» What to do
Reproduce the listing below in full and without alteration, apart from its pictures.
[start]
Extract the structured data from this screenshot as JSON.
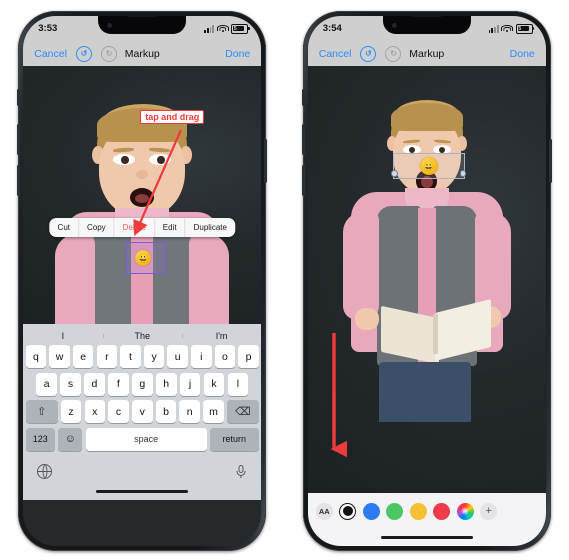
{
  "left_phone": {
    "status": {
      "time": "3:53",
      "battery_label": "5",
      "signal_icon": "cellular-signal-icon",
      "wifi_icon": "wifi-icon",
      "battery_icon": "battery-icon"
    },
    "toolbar": {
      "cancel_label": "Cancel",
      "title": "Markup",
      "done_label": "Done",
      "undo_icon": "undo-icon",
      "undo_glyph": "↺",
      "redo_icon": "redo-icon",
      "redo_glyph": "↻"
    },
    "context_menu": {
      "items": [
        {
          "label": "Cut",
          "style": "normal"
        },
        {
          "label": "Copy",
          "style": "normal"
        },
        {
          "label": "Delete",
          "style": "danger"
        },
        {
          "label": "Edit",
          "style": "normal"
        },
        {
          "label": "Duplicate",
          "style": "normal"
        }
      ]
    },
    "annotation": {
      "label": "tap and drag",
      "color": "#ef3b3b"
    },
    "sticker": {
      "glyph": "😀",
      "name": "emoji-sticker"
    },
    "keyboard": {
      "predictions": [
        "I",
        "The",
        "I'm"
      ],
      "row1": [
        "q",
        "w",
        "e",
        "r",
        "t",
        "y",
        "u",
        "i",
        "o",
        "p"
      ],
      "row2": [
        "a",
        "s",
        "d",
        "f",
        "g",
        "h",
        "j",
        "k",
        "l"
      ],
      "row3": [
        "z",
        "x",
        "c",
        "v",
        "b",
        "n",
        "m"
      ],
      "shift_glyph": "⇧",
      "delete_glyph": "⌫",
      "numbers_label": "123",
      "emoji_glyph": "☺",
      "space_label": "space",
      "return_label": "return",
      "globe_icon": "globe-icon",
      "mic_icon": "microphone-icon"
    }
  },
  "right_phone": {
    "status": {
      "time": "3:54",
      "battery_label": "5",
      "signal_icon": "cellular-signal-icon",
      "wifi_icon": "wifi-icon",
      "battery_icon": "battery-icon"
    },
    "toolbar": {
      "cancel_label": "Cancel",
      "title": "Markup",
      "done_label": "Done",
      "undo_icon": "undo-icon",
      "undo_glyph": "↺",
      "redo_icon": "redo-icon",
      "redo_glyph": "↻"
    },
    "sticker": {
      "glyph": "😀",
      "name": "emoji-sticker"
    },
    "annotation": {
      "arrow_color": "#ef3b3b",
      "points_to": "text-style-button"
    },
    "color_toolbar": {
      "text_style_label": "AA",
      "add_label": "+",
      "swatches": [
        {
          "name": "black",
          "color": "#111111",
          "selected": true
        },
        {
          "name": "blue",
          "color": "#2f7bf6",
          "selected": false
        },
        {
          "name": "green",
          "color": "#4cc764",
          "selected": false
        },
        {
          "name": "yellow",
          "color": "#f5c033",
          "selected": false
        },
        {
          "name": "red",
          "color": "#f23b4a",
          "selected": false
        },
        {
          "name": "color-wheel",
          "color": "rainbow",
          "selected": false
        }
      ]
    }
  },
  "theme": {
    "page_background": "#ffffff",
    "phone_frame": "#101214",
    "chrome_bar": "#cfcfcf",
    "accent_blue": "#2e8bff",
    "danger_red": "#e8585f",
    "annotation_red": "#ef3b3b",
    "keyboard_bg": "#d1d4d9",
    "photo_bg": "#22272a"
  }
}
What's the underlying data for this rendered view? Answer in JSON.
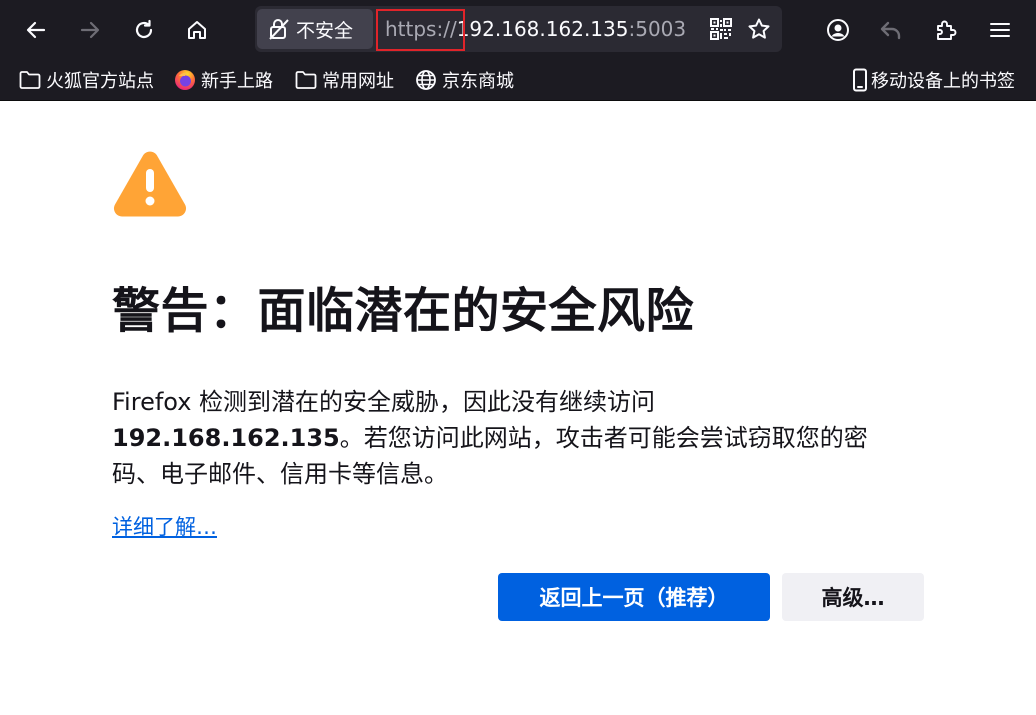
{
  "toolbar": {
    "back_icon": "arrow-left-icon",
    "forward_icon": "arrow-right-icon",
    "reload_icon": "reload-icon",
    "home_icon": "home-icon",
    "site_info_label": "不安全",
    "url_scheme": "https://",
    "url_host": "192.168.162.135",
    "url_port": ":5003",
    "highlight_color": "#e0242a",
    "account_icon": "account-icon",
    "undo_icon": "undo-icon",
    "extensions_icon": "extensions-icon",
    "menu_icon": "hamburger-menu-icon"
  },
  "bookmarks": {
    "items": [
      {
        "label": "火狐官方站点",
        "icon": "folder-icon"
      },
      {
        "label": "新手上路",
        "icon": "firefox-icon"
      },
      {
        "label": "常用网址",
        "icon": "folder-icon"
      },
      {
        "label": "京东商城",
        "icon": "globe-icon"
      }
    ],
    "mobile_label": "移动设备上的书签"
  },
  "content": {
    "title": "警告：面临潜在的安全风险",
    "desc_part1": "Firefox 检测到潜在的安全威胁，因此没有继续访问",
    "desc_host": "192.168.162.135",
    "desc_part2": "。若您访问此网站，攻击者可能会尝试窃取您的密码、电子邮件、信用卡等信息。",
    "learn_more": "详细了解…",
    "go_back_button": "返回上一页（推荐）",
    "advanced_button": "高级…",
    "warning_color": "#ffa436",
    "primary_color": "#0061e0"
  }
}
[end]
» Task answer
Extract the structured data from this screenshot as JSON.
{
  "left_phone": {
    "status": {
      "time": "3:53",
      "battery_label": "5",
      "signal_icon": "cellular-signal-icon",
      "wifi_icon": "wifi-icon",
      "battery_icon": "battery-icon"
    },
    "toolbar": {
      "cancel_label": "Cancel",
      "title": "Markup",
      "done_label": "Done",
      "undo_icon": "undo-icon",
      "undo_glyph": "↺",
      "redo_icon": "redo-icon",
      "redo_glyph": "↻"
    },
    "context_menu": {
      "items": [
        {
          "label": "Cut",
          "style": "normal"
        },
        {
          "label": "Copy",
          "style": "normal"
        },
        {
          "label": "Delete",
          "style": "danger"
        },
        {
          "label": "Edit",
          "style": "normal"
        },
        {
          "label": "Duplicate",
          "style": "normal"
        }
      ]
    },
    "annotation": {
      "label": "tap and drag",
      "color": "#ef3b3b"
    },
    "sticker": {
      "glyph": "😀",
      "name": "emoji-sticker"
    },
    "keyboard": {
      "predictions": [
        "I",
        "The",
        "I'm"
      ],
      "row1": [
        "q",
        "w",
        "e",
        "r",
        "t",
        "y",
        "u",
        "i",
        "o",
        "p"
      ],
      "row2": [
        "a",
        "s",
        "d",
        "f",
        "g",
        "h",
        "j",
        "k",
        "l"
      ],
      "row3": [
        "z",
        "x",
        "c",
        "v",
        "b",
        "n",
        "m"
      ],
      "shift_glyph": "⇧",
      "delete_glyph": "⌫",
      "numbers_label": "123",
      "emoji_glyph": "☺",
      "space_label": "space",
      "return_label": "return",
      "globe_icon": "globe-icon",
      "mic_icon": "microphone-icon"
    }
  },
  "right_phone": {
    "status": {
      "time": "3:54",
      "battery_label": "5",
      "signal_icon": "cellular-signal-icon",
      "wifi_icon": "wifi-icon",
      "battery_icon": "battery-icon"
    },
    "toolbar": {
      "cancel_label": "Cancel",
      "title": "Markup",
      "done_label": "Done",
      "undo_icon": "undo-icon",
      "undo_glyph": "↺",
      "redo_icon": "redo-icon",
      "redo_glyph": "↻"
    },
    "sticker": {
      "glyph": "😀",
      "name": "emoji-sticker"
    },
    "annotation": {
      "arrow_color": "#ef3b3b",
      "points_to": "text-style-button"
    },
    "color_toolbar": {
      "text_style_label": "AA",
      "add_label": "+",
      "swatches": [
        {
          "name": "black",
          "color": "#111111",
          "selected": true
        },
        {
          "name": "blue",
          "color": "#2f7bf6",
          "selected": false
        },
        {
          "name": "green",
          "color": "#4cc764",
          "selected": false
        },
        {
          "name": "yellow",
          "color": "#f5c033",
          "selected": false
        },
        {
          "name": "red",
          "color": "#f23b4a",
          "selected": false
        },
        {
          "name": "color-wheel",
          "color": "rainbow",
          "selected": false
        }
      ]
    }
  },
  "theme": {
    "page_background": "#ffffff",
    "phone_frame": "#101214",
    "chrome_bar": "#cfcfcf",
    "accent_blue": "#2e8bff",
    "danger_red": "#e8585f",
    "annotation_red": "#ef3b3b",
    "keyboard_bg": "#d1d4d9",
    "photo_bg": "#22272a"
  }
}
What's the underlying data for this rendered view? Answer in JSON.
{
  "toolbar": {
    "back_icon": "arrow-left-icon",
    "forward_icon": "arrow-right-icon",
    "reload_icon": "reload-icon",
    "home_icon": "home-icon",
    "site_info_label": "不安全",
    "url_scheme": "https://",
    "url_host": "192.168.162.135",
    "url_port": ":5003",
    "highlight_color": "#e0242a",
    "account_icon": "account-icon",
    "undo_icon": "undo-icon",
    "extensions_icon": "extensions-icon",
    "menu_icon": "hamburger-menu-icon"
  },
  "bookmarks": {
    "items": [
      {
        "label": "火狐官方站点",
        "icon": "folder-icon"
      },
      {
        "label": "新手上路",
        "icon": "firefox-icon"
      },
      {
        "label": "常用网址",
        "icon": "folder-icon"
      },
      {
        "label": "京东商城",
        "icon": "globe-icon"
      }
    ],
    "mobile_label": "移动设备上的书签"
  },
  "content": {
    "title": "警告：面临潜在的安全风险",
    "desc_part1": "Firefox 检测到潜在的安全威胁，因此没有继续访问",
    "desc_host": "192.168.162.135",
    "desc_part2": "。若您访问此网站，攻击者可能会尝试窃取您的密码、电子邮件、信用卡等信息。",
    "learn_more": "详细了解…",
    "go_back_button": "返回上一页（推荐）",
    "advanced_button": "高级…",
    "warning_color": "#ffa436",
    "primary_color": "#0061e0"
  }
}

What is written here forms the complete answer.